| YOUR ASSIGNMENT |
Search the records for the string "this", and show each line where it appears.

----- RAW DATA

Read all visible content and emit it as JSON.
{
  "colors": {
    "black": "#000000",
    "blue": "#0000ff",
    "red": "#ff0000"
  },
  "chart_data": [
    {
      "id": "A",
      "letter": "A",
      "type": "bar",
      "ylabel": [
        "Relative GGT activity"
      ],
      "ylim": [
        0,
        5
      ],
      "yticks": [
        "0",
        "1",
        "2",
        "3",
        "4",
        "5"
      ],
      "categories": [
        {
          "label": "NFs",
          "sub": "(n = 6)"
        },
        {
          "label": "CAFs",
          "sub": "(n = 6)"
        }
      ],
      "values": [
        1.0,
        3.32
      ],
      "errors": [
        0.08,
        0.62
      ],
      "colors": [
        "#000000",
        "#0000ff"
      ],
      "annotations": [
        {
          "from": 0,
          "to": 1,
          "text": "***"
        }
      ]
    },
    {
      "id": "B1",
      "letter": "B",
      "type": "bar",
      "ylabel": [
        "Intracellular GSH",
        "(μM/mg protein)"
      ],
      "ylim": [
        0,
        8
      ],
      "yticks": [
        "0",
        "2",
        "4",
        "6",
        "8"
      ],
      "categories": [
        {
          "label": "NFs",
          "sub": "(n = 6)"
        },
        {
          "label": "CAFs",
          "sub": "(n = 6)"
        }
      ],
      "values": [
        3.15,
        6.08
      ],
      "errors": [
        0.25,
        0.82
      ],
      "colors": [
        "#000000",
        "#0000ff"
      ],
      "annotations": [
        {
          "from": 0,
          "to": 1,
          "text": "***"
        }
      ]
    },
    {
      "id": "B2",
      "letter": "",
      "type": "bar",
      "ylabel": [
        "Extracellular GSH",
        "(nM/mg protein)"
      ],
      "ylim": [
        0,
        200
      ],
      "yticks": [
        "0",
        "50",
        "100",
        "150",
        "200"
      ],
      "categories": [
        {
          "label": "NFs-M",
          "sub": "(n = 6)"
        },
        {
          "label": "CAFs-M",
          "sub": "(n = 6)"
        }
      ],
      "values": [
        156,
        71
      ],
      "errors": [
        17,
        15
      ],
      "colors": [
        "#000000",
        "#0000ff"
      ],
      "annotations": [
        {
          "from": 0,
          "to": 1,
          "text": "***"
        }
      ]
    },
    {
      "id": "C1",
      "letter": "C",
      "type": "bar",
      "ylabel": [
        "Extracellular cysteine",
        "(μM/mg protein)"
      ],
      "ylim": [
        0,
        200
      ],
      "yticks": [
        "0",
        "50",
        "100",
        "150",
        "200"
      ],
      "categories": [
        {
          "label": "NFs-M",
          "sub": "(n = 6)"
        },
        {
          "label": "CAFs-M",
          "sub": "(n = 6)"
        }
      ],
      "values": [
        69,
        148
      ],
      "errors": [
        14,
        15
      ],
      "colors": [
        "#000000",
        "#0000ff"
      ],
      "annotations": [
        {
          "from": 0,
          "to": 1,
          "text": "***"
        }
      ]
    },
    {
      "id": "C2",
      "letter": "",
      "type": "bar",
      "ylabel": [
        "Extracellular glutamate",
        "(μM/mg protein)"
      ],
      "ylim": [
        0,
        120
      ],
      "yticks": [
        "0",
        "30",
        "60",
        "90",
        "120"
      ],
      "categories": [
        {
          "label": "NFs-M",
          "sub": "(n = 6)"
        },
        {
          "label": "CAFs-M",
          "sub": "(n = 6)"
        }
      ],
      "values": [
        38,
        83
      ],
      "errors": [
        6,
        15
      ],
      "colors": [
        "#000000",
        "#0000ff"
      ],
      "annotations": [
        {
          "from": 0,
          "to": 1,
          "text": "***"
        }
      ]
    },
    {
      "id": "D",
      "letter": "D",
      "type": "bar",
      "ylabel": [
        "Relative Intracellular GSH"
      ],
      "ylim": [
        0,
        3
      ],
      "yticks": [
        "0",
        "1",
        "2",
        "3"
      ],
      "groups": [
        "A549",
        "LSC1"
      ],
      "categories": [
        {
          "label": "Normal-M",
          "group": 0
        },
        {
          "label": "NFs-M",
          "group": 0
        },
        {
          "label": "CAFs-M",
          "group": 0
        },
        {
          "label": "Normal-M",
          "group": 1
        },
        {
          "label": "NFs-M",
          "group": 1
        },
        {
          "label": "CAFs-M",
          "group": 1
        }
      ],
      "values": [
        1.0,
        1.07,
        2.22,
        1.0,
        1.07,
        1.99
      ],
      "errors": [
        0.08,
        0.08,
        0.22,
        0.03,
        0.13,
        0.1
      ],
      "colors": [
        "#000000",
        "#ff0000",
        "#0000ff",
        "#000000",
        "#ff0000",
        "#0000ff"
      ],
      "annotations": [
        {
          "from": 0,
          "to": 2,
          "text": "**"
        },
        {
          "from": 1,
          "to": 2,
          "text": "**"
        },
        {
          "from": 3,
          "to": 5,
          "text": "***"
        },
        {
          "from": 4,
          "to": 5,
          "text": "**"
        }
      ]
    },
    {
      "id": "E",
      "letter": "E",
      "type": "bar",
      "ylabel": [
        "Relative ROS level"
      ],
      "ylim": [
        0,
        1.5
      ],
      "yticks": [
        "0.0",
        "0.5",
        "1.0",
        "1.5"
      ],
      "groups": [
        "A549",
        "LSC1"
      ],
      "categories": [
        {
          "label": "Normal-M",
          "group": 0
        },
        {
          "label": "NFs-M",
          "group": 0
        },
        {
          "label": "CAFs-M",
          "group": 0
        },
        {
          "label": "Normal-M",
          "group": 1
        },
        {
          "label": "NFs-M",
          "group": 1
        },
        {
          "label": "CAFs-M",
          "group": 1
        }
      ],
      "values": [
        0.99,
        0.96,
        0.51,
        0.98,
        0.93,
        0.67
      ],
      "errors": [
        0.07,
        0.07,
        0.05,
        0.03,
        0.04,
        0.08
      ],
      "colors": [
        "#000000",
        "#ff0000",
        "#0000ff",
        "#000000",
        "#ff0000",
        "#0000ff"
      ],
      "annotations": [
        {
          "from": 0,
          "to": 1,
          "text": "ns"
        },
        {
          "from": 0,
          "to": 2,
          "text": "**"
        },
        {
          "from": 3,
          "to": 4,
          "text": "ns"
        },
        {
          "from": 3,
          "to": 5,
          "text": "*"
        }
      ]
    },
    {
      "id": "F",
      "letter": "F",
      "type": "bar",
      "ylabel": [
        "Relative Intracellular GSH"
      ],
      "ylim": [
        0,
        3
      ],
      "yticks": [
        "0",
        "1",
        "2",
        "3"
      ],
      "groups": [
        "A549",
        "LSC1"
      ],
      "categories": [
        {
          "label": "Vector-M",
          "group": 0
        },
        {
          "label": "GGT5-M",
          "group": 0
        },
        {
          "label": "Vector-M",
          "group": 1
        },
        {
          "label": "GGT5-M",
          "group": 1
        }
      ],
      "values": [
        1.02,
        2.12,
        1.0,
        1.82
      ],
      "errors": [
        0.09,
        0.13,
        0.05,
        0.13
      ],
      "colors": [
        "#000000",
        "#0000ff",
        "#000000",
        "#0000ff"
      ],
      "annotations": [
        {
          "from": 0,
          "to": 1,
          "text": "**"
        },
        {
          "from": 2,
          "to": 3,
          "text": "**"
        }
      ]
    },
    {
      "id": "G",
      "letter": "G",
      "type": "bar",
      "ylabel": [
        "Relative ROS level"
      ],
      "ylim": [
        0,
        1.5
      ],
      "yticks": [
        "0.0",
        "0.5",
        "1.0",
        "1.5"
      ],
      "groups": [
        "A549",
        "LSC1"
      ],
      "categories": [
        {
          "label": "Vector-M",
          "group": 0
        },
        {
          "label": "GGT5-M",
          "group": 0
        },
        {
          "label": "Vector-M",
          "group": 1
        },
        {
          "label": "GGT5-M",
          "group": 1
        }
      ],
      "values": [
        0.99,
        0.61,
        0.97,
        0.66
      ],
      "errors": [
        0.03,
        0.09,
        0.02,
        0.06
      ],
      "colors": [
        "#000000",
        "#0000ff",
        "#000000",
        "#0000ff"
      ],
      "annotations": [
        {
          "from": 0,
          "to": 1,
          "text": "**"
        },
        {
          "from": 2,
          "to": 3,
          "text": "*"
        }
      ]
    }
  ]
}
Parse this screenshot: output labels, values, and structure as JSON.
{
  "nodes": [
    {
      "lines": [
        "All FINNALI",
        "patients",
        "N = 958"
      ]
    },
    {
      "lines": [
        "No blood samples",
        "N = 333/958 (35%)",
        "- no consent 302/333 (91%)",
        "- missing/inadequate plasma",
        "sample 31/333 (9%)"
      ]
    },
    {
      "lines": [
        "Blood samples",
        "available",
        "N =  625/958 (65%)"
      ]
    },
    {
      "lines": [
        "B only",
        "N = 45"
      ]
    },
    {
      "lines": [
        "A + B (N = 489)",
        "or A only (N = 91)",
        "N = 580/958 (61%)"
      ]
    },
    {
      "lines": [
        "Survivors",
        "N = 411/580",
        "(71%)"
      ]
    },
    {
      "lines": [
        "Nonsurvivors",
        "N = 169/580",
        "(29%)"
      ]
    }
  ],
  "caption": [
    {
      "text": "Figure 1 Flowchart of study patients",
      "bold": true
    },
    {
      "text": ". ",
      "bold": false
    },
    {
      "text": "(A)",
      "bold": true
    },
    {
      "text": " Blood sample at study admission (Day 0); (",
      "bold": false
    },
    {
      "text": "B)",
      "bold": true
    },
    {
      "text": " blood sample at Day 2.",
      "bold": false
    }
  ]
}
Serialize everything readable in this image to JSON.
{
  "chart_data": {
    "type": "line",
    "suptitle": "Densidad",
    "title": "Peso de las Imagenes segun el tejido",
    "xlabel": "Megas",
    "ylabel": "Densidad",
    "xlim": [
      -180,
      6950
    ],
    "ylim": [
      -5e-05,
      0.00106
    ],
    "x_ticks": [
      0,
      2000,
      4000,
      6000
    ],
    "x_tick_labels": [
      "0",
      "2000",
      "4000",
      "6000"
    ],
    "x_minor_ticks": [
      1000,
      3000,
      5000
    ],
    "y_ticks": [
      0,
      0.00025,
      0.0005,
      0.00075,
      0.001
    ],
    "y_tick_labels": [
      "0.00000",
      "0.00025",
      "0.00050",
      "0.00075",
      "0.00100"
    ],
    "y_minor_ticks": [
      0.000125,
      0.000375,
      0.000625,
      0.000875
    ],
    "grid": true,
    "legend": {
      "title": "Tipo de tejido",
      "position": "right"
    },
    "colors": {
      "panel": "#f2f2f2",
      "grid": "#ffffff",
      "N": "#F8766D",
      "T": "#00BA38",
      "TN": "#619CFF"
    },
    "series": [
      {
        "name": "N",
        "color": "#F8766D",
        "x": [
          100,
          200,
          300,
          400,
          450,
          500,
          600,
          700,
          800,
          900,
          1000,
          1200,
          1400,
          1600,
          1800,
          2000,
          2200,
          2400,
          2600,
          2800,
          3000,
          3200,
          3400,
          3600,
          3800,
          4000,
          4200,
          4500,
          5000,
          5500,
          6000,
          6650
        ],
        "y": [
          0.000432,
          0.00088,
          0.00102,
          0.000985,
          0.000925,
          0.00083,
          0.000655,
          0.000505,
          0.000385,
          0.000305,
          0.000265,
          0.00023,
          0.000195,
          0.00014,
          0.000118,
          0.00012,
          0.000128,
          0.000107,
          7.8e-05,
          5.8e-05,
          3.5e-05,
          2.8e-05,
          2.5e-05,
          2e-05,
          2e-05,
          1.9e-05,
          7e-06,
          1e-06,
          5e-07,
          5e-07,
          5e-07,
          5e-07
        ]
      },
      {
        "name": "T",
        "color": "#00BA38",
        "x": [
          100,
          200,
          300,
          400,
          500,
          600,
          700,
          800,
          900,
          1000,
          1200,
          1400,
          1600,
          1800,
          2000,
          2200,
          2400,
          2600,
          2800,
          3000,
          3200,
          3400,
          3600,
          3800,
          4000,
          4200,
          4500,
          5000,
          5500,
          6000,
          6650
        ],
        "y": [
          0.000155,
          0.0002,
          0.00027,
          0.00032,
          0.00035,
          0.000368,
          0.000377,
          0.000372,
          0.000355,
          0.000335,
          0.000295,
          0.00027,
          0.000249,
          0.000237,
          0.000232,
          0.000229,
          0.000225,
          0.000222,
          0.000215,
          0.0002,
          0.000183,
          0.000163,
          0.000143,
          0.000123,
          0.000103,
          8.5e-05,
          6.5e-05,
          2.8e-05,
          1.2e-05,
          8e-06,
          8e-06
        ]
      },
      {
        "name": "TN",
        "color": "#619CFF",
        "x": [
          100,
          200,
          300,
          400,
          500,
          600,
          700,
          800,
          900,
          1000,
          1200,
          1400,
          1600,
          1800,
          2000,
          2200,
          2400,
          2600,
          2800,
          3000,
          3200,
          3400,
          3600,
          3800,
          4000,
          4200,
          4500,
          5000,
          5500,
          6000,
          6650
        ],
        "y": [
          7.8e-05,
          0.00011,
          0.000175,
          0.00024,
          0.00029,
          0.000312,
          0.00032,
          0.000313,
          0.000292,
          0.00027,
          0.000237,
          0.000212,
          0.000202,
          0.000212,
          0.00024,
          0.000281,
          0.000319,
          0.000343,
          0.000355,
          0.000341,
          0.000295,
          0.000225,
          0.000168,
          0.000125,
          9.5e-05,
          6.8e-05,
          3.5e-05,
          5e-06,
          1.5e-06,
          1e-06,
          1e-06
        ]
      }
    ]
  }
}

----------

| RESPONSE AREA |
Parse this screenshot: output labels, values, and structure as JSON.
Serialize everything readable in this image to JSON.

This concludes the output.